▶ _What the task requires_
Locate each line below that includes "JSON" and reproduce it.

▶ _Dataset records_
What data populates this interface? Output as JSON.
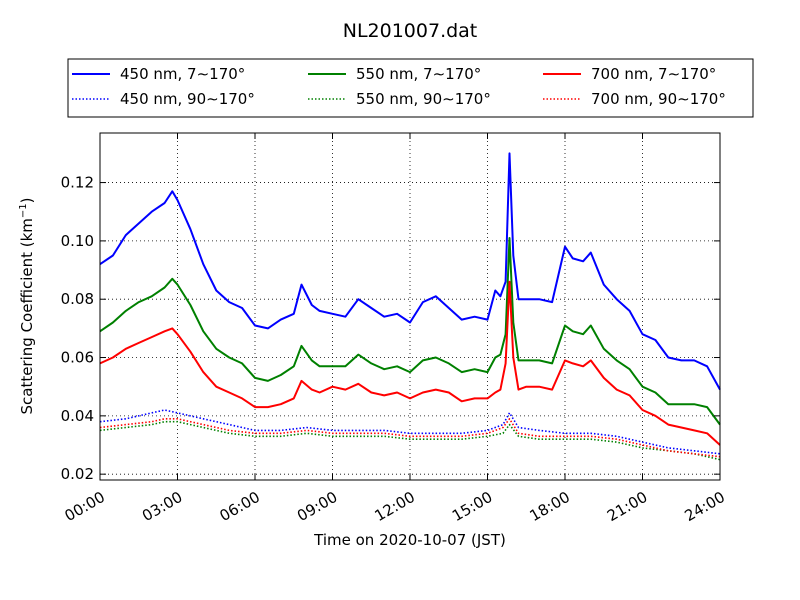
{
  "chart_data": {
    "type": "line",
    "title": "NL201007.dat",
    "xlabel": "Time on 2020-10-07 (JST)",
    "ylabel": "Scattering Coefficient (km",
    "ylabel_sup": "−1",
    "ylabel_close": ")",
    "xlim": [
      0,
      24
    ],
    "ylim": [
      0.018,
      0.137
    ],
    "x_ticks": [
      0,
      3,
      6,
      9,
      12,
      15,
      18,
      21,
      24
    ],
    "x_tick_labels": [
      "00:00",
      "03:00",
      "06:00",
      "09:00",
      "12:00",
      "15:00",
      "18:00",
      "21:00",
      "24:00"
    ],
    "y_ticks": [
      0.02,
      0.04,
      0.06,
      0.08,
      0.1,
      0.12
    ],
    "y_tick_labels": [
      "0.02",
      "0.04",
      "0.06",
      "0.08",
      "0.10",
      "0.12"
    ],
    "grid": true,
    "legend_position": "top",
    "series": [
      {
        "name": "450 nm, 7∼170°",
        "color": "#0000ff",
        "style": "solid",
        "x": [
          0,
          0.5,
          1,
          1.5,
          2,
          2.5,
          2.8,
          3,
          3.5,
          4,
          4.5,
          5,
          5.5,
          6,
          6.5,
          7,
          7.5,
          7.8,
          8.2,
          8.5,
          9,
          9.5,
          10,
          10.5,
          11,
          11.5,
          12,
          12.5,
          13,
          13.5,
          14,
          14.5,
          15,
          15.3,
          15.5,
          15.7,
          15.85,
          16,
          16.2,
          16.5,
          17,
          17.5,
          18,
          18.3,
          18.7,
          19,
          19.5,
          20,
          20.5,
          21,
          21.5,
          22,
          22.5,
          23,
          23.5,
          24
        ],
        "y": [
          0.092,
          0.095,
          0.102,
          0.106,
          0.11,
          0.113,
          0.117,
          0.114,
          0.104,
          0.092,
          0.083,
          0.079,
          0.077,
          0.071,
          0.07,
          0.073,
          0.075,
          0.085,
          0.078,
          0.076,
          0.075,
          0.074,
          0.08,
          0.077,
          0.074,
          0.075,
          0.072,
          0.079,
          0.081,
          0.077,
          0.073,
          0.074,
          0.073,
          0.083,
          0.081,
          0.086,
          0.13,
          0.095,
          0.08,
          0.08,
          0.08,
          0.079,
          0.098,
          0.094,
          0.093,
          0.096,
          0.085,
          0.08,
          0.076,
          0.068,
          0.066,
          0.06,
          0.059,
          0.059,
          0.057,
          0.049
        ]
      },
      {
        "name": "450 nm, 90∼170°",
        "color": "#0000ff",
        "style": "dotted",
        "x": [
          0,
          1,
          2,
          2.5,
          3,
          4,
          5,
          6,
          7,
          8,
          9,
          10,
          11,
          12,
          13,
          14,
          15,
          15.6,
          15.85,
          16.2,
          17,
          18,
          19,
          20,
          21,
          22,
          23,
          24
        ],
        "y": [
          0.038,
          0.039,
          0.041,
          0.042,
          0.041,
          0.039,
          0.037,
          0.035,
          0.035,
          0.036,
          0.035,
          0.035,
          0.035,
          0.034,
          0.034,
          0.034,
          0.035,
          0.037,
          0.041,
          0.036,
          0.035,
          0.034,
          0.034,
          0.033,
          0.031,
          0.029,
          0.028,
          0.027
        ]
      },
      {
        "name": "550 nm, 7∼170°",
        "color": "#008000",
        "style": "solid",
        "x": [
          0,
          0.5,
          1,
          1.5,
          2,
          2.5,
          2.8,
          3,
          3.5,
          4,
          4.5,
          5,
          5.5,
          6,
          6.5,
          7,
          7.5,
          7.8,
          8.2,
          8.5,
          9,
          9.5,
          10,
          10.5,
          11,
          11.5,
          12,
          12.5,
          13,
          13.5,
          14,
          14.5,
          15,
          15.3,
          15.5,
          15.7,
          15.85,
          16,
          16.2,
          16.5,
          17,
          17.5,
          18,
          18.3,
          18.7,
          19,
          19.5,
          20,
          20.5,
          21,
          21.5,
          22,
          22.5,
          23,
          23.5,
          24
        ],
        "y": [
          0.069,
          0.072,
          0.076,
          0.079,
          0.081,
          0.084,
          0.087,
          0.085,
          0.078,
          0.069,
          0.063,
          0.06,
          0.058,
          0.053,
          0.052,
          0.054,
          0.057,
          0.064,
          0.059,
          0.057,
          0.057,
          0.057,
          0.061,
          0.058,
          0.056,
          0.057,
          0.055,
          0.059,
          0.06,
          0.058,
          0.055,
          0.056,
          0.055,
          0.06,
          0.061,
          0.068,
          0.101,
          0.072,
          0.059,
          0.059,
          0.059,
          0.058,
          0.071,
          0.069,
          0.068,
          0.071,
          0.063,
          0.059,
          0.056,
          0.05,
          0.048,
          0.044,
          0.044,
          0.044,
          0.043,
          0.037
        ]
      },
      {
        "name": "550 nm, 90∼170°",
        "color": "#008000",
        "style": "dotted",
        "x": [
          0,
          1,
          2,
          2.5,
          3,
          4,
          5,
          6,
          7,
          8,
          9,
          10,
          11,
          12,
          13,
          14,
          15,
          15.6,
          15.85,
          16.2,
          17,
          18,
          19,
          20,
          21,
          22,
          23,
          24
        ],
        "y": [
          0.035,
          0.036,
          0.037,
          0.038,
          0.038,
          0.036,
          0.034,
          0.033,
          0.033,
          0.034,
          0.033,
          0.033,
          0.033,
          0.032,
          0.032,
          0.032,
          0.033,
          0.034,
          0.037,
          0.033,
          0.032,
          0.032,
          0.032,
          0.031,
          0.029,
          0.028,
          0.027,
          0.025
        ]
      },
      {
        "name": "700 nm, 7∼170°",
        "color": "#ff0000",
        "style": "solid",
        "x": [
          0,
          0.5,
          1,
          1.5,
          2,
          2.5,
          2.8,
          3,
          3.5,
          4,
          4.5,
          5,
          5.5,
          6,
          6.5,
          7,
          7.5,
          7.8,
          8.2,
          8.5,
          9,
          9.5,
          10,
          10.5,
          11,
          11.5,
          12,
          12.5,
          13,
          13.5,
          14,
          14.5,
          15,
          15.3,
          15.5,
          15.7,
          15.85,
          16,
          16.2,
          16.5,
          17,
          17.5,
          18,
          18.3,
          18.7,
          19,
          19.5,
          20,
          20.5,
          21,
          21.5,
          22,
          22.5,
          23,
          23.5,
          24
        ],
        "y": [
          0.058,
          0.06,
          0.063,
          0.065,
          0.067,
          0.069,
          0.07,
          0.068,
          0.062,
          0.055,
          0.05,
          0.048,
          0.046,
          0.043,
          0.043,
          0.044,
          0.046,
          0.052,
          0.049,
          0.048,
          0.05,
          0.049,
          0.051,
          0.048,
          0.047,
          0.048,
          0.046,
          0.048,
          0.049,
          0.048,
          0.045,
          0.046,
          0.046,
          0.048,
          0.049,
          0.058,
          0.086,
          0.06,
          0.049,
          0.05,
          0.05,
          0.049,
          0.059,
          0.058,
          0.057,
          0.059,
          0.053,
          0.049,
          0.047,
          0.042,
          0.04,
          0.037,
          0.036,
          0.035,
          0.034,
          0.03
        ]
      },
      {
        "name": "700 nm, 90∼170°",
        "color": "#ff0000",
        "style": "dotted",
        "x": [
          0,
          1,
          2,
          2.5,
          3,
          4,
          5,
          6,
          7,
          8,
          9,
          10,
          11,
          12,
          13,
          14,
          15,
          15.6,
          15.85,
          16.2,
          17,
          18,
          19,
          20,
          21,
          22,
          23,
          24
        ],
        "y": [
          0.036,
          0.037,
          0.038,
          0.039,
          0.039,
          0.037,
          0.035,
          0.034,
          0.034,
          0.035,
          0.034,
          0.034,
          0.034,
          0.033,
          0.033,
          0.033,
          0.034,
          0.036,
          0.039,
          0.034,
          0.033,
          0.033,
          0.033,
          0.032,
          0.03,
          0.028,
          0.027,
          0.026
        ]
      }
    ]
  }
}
...
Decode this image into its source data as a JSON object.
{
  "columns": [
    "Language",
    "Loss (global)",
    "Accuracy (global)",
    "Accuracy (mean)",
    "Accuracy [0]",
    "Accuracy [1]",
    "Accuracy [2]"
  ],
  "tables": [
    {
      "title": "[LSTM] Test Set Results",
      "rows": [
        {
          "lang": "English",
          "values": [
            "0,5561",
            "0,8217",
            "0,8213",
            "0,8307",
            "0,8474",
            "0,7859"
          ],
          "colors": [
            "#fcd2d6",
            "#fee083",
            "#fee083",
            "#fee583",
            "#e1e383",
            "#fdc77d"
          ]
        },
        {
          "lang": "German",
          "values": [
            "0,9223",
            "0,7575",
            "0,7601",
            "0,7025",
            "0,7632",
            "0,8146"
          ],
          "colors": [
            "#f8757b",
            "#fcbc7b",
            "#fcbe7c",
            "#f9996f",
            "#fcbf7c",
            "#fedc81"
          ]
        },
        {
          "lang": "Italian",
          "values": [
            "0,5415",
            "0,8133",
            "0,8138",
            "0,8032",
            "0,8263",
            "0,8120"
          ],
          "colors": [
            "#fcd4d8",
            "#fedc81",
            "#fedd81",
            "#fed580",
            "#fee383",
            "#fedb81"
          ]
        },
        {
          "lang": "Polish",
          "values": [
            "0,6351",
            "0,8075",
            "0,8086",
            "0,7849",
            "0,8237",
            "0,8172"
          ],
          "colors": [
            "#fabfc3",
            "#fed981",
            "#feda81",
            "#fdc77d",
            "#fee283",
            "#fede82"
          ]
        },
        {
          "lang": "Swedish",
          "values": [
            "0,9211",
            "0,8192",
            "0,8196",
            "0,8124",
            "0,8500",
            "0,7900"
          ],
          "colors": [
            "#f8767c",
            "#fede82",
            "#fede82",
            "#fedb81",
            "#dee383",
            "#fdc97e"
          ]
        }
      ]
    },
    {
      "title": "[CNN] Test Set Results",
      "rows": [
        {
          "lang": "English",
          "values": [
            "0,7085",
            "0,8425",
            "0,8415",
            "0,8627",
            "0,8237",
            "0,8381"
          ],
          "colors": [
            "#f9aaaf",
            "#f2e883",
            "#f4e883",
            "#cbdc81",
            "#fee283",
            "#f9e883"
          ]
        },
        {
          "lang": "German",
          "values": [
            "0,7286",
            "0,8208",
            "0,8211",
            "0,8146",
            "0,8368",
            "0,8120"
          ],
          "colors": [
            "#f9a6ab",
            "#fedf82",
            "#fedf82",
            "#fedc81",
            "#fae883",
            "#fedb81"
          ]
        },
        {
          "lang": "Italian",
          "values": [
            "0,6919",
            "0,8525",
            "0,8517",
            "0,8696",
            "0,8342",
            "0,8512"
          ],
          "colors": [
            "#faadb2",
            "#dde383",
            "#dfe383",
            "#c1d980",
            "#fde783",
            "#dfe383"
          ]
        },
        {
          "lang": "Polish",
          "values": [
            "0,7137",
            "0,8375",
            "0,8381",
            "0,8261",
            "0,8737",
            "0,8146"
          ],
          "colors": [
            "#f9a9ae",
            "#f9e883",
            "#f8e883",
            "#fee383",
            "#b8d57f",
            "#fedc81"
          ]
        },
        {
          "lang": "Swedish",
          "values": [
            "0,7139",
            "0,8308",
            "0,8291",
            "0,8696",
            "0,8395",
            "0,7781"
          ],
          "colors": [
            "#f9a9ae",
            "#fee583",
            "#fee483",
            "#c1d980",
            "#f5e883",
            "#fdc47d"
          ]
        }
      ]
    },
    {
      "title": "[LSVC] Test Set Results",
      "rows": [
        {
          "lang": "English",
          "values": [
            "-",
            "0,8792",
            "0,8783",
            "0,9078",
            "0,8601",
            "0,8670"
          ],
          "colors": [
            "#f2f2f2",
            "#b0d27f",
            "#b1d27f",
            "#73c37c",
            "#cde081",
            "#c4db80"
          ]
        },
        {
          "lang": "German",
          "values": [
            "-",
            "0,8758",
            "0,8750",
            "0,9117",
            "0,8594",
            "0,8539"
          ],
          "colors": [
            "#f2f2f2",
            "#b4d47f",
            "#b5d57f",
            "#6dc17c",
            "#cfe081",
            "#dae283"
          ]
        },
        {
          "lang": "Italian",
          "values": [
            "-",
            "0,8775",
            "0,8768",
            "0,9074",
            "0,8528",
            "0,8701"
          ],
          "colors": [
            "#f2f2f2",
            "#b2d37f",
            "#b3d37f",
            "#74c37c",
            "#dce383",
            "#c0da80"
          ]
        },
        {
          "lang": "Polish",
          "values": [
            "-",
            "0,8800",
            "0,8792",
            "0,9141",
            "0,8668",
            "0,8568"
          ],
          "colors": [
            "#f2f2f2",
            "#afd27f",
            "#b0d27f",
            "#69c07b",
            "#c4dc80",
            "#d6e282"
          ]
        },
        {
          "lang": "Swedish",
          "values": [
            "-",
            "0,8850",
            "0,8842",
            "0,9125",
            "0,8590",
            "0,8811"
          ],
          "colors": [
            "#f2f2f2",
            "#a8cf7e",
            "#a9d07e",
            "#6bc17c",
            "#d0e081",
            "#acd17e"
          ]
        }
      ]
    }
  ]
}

▶ _Written response_
What data populates this interface? Output as JSON.
Decode this image into its source data as a JSON object.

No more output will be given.